▶

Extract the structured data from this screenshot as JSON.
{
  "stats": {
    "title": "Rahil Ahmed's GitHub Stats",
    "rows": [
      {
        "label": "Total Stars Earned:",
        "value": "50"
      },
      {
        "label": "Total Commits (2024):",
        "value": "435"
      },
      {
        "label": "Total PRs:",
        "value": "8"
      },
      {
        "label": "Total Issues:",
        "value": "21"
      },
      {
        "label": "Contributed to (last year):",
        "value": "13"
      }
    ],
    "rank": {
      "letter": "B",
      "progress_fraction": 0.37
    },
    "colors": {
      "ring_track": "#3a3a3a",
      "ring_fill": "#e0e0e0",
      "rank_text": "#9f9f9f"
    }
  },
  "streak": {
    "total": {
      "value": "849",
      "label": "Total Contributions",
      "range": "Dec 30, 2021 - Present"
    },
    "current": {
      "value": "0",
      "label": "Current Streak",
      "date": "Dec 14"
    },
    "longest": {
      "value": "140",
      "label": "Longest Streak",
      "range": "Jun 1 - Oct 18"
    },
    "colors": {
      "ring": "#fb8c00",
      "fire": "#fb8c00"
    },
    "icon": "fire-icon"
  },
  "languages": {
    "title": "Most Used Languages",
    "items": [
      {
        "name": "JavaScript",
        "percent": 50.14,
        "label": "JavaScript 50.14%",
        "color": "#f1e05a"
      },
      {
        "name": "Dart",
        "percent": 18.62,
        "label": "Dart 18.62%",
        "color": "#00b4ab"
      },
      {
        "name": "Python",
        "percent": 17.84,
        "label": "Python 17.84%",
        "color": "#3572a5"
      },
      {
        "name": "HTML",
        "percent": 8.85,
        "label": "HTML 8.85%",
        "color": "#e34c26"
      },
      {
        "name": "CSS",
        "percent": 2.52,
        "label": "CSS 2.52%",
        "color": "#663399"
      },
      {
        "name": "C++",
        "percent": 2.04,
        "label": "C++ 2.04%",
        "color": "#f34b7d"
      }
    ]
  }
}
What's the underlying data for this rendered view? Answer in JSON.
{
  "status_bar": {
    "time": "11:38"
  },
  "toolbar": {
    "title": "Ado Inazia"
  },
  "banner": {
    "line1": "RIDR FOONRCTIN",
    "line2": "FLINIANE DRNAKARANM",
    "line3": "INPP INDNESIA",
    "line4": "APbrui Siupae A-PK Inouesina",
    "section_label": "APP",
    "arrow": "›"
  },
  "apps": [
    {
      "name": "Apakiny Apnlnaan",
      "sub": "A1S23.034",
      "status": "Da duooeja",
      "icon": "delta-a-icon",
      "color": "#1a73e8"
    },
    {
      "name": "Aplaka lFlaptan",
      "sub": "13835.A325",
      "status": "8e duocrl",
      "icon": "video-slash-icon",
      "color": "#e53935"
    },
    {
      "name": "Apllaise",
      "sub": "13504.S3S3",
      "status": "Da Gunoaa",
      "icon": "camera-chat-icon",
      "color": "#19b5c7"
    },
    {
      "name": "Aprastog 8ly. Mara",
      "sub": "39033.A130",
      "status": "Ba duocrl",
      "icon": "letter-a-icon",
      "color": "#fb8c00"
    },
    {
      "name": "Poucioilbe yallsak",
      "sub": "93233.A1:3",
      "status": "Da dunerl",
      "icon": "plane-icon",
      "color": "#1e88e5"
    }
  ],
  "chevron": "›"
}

◀

__STATED TASK__.
Set down, word for word, every line from the line that holds "What's the underlying" to the end of the entries above, including both ends.

__RESULT OF THE EXERCISE__.
What's the underlying data for this rendered view? Answer in JSON.
{
  "status_bar": {
    "time": "11:38"
  },
  "toolbar": {
    "title": "Ado Inazia"
  },
  "banner": {
    "line1": "RIDR FOONRCTIN",
    "line2": "FLINIANE DRNAKARANM",
    "line3": "INPP INDNESIA",
    "line4": "APbrui Siupae A-PK Inouesina",
    "section_label": "APP",
    "arrow": "›"
  },
  "apps": [
    {
      "name": "Apakiny Apnlnaan",
      "sub": "A1S23.034",
      "status": "Da duooeja",
      "icon": "delta-a-icon",
      "color": "#1a73e8"
    },
    {
      "name": "Aplaka lFlaptan",
      "sub": "13835.A325",
      "status": "8e duocrl",
      "icon": "video-slash-icon",
      "color": "#e53935"
    },
    {
      "name": "Apllaise",
      "sub": "13504.S3S3",
      "status": "Da Gunoaa",
      "icon": "camera-chat-icon",
      "color": "#19b5c7"
    },
    {
      "name": "Aprastog 8ly. Mara",
      "sub": "39033.A130",
      "status": "Ba duocrl",
      "icon": "letter-a-icon",
      "color": "#fb8c00"
    },
    {
      "name": "Poucioilbe yallsak",
      "sub": "93233.A1:3",
      "status": "Da dunerl",
      "icon": "plane-icon",
      "color": "#1e88e5"
    }
  ],
  "chevron": "›"
}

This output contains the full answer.